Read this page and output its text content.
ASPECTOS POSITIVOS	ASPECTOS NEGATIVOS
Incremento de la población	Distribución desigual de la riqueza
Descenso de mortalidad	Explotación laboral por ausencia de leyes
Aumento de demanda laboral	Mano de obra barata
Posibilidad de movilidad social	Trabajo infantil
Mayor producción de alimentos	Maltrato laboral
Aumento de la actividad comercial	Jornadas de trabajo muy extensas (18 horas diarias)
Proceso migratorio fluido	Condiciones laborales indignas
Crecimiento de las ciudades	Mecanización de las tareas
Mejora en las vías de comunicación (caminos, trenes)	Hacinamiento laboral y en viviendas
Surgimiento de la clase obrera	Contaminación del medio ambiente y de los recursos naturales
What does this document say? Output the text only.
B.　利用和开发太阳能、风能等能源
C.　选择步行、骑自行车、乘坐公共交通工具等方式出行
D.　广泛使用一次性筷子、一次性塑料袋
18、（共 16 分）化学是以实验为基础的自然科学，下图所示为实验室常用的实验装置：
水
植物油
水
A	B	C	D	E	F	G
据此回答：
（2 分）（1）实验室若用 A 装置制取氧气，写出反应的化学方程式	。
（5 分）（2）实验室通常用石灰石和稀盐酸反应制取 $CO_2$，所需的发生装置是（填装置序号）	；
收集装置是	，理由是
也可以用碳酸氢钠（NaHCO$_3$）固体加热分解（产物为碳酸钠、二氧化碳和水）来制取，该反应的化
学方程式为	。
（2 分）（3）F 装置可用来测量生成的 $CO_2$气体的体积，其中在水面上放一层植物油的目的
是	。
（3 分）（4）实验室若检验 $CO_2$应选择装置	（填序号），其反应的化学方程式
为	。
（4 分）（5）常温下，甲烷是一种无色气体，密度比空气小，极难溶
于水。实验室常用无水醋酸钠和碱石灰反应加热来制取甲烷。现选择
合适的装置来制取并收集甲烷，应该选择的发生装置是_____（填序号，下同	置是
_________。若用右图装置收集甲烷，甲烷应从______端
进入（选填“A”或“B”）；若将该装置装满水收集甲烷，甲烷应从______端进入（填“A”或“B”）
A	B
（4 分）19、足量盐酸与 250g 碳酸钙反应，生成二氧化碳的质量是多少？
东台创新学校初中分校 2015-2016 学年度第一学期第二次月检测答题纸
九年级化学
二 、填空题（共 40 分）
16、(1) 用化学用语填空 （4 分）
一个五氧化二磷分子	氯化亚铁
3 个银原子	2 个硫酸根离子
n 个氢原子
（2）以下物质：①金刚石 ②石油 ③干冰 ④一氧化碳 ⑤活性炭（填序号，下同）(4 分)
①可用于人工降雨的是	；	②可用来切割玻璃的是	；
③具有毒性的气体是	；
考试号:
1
━━━━━━━━━━━━━━━━━━━━━━━━━━━━━━
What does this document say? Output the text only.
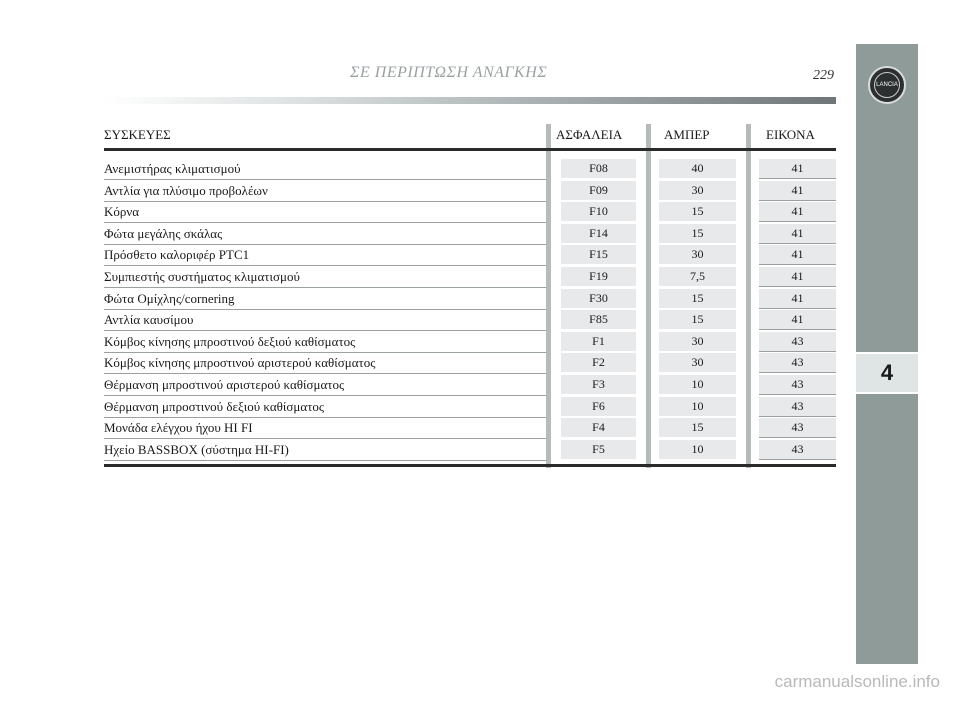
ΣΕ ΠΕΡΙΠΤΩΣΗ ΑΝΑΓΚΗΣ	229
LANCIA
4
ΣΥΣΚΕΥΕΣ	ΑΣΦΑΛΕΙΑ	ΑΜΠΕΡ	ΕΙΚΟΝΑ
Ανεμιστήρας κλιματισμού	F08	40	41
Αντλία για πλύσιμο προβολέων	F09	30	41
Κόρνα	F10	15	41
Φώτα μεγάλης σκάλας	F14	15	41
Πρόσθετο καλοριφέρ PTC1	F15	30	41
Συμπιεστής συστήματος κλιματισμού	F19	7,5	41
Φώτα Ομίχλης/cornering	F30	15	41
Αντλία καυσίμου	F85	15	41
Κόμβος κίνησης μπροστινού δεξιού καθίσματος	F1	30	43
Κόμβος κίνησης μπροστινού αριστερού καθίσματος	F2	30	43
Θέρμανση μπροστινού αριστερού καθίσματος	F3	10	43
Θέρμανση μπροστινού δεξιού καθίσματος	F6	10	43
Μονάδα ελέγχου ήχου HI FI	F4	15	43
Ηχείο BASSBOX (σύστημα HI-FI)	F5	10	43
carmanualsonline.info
━━━━━━━━━━━━━━━━━━━━━━━━━━━━━━
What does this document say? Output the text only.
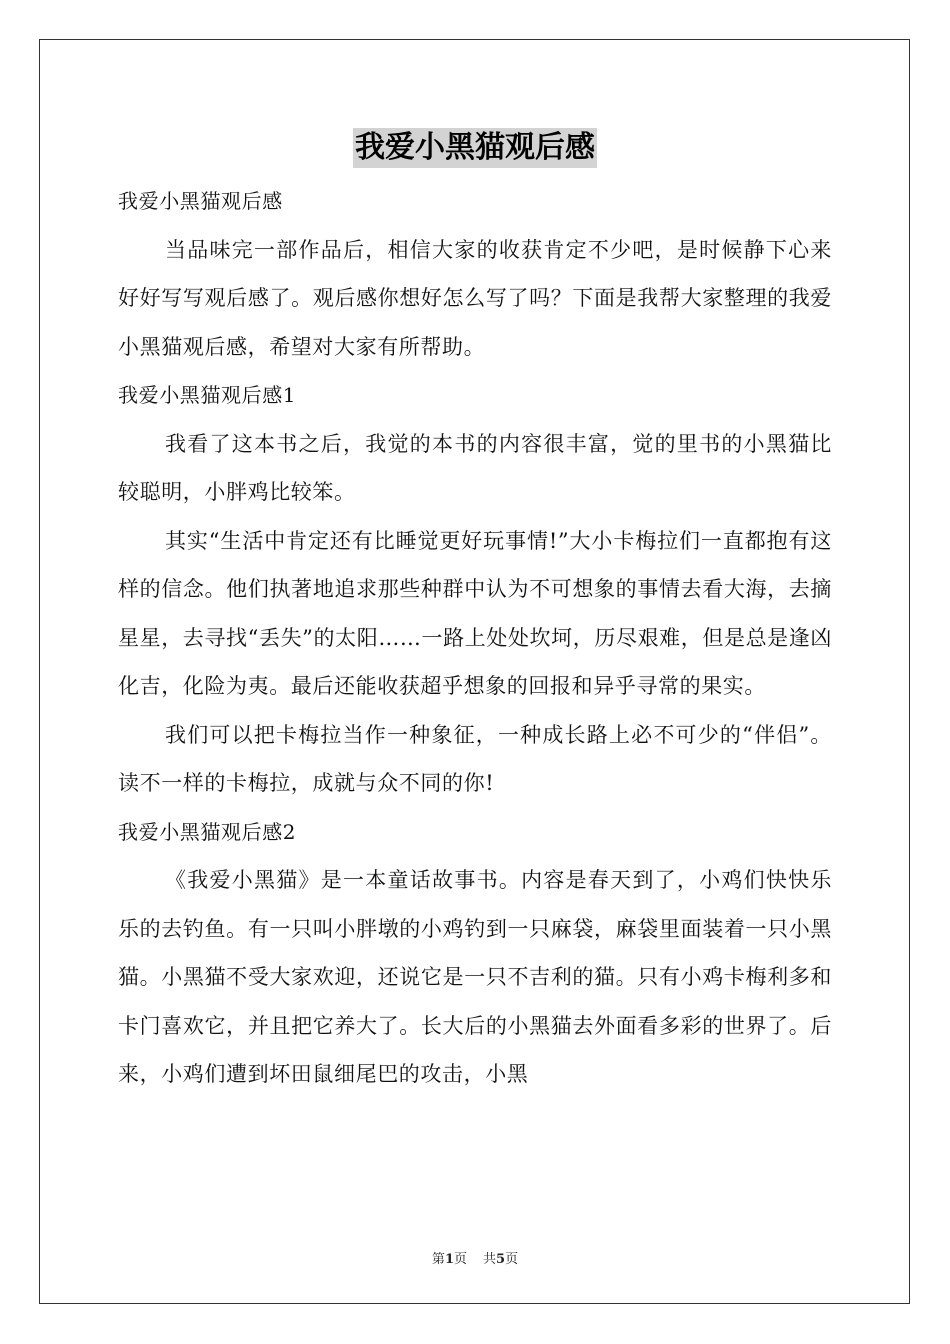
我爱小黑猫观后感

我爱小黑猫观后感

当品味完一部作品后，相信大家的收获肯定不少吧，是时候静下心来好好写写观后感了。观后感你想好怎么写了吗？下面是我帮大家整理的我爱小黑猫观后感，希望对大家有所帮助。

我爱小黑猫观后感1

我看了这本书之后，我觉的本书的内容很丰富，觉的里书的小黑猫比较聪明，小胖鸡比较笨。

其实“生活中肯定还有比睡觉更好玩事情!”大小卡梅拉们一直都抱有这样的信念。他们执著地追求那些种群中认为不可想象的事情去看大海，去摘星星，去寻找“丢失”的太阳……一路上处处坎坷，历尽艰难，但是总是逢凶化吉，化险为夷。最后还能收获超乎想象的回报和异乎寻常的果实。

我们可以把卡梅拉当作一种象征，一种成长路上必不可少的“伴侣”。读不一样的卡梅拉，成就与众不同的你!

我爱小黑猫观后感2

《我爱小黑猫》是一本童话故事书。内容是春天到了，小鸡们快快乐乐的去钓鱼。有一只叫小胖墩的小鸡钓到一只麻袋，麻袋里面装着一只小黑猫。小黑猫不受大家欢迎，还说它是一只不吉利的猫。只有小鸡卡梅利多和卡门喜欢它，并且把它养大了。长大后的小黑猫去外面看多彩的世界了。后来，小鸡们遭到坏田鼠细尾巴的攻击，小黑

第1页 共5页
━━━━━━━━━━━━━━━━━━━━━━━━━━━━━━
(Problem details)
Pull every line containing the word "δεξιού" out of the material and copy it.

(Result of the exercise)
Κόμβος κίνησης μπροστινού δεξιού καθίσματος	F1	30	43
Θέρμανση μπροστινού δεξιού καθίσματος	F6	10	43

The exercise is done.